[Dataset entries]
------------------------------------------------------------

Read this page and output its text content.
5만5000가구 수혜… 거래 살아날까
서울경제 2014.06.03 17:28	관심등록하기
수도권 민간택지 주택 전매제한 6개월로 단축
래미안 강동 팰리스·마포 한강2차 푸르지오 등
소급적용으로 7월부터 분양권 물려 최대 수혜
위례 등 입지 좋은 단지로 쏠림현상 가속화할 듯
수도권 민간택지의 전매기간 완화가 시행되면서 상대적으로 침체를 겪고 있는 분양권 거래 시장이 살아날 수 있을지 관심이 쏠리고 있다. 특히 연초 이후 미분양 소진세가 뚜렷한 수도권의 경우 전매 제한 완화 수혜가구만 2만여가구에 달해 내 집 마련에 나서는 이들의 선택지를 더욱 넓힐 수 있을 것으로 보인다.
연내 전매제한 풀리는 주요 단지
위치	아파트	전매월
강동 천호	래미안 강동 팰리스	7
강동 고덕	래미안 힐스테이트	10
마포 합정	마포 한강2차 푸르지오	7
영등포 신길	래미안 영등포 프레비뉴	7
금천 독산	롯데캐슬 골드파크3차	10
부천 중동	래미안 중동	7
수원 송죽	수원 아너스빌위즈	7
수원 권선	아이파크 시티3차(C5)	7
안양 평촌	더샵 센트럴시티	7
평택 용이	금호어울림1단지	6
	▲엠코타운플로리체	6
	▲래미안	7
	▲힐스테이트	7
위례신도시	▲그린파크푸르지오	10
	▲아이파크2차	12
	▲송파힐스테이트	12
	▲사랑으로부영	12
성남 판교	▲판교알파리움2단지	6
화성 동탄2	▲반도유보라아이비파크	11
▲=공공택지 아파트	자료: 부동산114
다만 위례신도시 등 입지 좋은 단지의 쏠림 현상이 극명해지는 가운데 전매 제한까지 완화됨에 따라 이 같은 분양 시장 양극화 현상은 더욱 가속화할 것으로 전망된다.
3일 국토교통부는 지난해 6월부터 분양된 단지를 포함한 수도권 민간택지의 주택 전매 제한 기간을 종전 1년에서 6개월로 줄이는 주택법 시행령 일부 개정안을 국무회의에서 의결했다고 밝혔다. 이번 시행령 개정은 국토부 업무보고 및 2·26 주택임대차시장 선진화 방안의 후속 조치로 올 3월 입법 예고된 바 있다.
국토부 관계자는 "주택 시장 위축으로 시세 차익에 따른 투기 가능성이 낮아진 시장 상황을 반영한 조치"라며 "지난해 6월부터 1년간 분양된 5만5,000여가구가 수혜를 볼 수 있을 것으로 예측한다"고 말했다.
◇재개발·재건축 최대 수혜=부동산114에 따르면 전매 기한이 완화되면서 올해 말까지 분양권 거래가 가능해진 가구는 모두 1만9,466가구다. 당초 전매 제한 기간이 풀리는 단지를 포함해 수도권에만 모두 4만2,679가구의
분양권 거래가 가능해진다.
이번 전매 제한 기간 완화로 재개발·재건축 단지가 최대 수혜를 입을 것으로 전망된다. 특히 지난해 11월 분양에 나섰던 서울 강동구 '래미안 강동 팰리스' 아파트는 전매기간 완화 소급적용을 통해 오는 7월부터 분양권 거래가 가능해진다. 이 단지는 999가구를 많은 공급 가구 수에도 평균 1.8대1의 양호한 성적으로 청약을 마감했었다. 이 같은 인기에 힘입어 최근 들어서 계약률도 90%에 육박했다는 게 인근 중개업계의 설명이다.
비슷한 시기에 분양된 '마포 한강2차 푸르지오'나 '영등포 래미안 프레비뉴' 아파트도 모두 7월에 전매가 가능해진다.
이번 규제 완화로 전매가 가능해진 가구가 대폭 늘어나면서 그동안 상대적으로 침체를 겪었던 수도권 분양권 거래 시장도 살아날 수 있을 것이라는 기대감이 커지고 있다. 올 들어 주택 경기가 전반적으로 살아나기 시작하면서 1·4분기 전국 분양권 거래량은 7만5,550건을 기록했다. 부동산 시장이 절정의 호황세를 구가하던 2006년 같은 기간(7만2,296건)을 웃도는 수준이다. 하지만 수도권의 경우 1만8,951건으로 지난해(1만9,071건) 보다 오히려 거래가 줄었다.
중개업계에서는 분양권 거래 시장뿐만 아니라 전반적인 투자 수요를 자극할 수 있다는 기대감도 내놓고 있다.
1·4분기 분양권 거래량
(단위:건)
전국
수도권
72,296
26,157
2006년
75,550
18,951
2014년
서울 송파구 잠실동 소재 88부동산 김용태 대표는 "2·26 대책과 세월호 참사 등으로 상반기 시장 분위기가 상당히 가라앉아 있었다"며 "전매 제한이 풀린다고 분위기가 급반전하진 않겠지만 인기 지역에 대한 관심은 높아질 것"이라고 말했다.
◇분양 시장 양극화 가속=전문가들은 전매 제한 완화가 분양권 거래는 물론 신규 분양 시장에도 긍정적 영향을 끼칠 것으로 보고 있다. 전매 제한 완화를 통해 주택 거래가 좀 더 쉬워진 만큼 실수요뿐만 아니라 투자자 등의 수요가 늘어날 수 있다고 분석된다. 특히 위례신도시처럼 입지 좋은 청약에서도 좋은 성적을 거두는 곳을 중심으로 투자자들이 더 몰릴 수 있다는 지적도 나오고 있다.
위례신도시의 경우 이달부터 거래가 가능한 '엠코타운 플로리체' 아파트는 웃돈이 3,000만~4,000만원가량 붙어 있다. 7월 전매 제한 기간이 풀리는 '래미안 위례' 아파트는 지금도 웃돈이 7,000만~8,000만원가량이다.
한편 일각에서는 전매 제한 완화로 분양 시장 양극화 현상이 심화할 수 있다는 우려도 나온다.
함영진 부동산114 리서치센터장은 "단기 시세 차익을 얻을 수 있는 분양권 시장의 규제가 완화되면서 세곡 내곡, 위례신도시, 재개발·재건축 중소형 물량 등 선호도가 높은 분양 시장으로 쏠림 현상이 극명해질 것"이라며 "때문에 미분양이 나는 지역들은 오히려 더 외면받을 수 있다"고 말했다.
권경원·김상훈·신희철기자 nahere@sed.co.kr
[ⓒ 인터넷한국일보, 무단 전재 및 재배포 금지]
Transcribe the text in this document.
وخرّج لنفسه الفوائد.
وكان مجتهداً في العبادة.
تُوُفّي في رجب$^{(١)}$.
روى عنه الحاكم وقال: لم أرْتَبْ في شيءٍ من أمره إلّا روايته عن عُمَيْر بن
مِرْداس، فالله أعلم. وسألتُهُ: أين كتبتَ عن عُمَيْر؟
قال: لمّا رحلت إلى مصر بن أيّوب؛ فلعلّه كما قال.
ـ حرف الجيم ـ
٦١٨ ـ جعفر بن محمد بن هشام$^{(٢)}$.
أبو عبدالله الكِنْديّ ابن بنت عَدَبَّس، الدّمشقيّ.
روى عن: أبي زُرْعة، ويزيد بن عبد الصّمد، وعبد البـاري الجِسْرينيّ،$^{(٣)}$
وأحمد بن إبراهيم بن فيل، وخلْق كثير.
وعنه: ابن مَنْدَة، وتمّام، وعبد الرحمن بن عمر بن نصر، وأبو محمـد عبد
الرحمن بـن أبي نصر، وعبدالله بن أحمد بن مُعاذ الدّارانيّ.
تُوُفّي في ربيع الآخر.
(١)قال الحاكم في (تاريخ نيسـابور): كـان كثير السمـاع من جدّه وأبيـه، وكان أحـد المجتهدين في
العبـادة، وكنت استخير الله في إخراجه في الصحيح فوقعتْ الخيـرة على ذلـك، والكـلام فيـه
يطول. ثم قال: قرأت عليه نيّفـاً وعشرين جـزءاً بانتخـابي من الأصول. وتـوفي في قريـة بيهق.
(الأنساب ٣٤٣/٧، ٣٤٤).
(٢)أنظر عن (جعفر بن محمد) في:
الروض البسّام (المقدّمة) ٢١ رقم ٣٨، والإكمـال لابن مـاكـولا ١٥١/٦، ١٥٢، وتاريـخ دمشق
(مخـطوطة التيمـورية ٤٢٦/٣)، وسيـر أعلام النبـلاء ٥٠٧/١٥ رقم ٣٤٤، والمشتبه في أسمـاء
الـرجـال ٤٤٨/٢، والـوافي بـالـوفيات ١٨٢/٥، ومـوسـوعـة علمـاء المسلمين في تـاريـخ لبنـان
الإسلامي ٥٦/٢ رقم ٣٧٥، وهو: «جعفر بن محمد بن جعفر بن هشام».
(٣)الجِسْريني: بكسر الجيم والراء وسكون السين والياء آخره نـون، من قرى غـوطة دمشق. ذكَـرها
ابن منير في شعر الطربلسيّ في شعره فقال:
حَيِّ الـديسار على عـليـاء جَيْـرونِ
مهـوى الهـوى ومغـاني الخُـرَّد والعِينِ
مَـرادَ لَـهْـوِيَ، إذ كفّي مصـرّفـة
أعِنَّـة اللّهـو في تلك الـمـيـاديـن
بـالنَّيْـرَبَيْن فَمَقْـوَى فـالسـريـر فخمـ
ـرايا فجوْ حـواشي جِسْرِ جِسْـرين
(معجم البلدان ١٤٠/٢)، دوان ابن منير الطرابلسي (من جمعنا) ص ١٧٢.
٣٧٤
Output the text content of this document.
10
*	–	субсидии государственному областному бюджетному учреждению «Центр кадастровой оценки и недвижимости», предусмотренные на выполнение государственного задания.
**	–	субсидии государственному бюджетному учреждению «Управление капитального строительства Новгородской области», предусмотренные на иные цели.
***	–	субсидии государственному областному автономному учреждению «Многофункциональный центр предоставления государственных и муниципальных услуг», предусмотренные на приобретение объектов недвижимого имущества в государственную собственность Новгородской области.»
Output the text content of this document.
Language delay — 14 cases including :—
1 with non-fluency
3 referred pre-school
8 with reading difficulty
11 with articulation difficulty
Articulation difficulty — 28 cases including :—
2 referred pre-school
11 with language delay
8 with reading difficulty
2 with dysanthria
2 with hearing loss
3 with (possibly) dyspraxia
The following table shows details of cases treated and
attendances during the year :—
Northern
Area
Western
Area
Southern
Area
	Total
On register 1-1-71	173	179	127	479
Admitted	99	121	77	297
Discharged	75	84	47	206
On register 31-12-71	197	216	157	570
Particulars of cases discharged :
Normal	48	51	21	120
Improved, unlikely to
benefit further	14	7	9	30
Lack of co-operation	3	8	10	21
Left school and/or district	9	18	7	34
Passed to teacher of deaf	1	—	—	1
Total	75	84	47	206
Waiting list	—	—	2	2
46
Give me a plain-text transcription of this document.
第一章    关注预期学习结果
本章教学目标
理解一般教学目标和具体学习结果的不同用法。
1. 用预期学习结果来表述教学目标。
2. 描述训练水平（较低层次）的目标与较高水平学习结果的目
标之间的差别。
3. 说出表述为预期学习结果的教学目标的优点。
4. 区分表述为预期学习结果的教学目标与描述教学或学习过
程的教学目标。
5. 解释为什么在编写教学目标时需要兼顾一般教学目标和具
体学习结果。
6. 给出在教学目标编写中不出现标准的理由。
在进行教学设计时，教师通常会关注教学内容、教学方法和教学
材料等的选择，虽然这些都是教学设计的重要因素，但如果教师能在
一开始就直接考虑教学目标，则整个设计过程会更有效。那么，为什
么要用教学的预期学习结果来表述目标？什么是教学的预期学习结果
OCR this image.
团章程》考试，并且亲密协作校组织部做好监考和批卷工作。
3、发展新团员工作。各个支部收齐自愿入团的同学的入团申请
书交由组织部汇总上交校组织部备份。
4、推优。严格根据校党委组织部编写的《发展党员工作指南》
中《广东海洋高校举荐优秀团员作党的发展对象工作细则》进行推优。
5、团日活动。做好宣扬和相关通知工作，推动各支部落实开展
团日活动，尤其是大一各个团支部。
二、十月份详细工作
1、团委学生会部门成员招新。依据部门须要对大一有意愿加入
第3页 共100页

------------------------------------------------------------

• Work to do: Copy out every line of the data that includes "완화되면서".

• Answer in full:
◇재개발·재건축 최대 수혜=부동산114에 따르면 전매 기한이 완화되면서 올해 말까지 분양권 거래가 가능해진 가구는 모두 1만9,466가구다. 당초 전매 제한 기간이 풀리는 단지를 포함해 수도권에만 모두 4만2,679가구의
함영진 부동산114 리서치센터장은 "단기 시세 차익을 얻을 수 있는 분양권 시장의 규제가 완화되면서 세곡 내곡, 위례신도시, 재개발·재건축 중소형 물량 등 선호도가 높은 분양 시장으로 쏠림 현상이 극명해질 것"이라며 "때문에 미분양이 나는 지역들은 오히려 더 외면받을 수 있다"고 말했다.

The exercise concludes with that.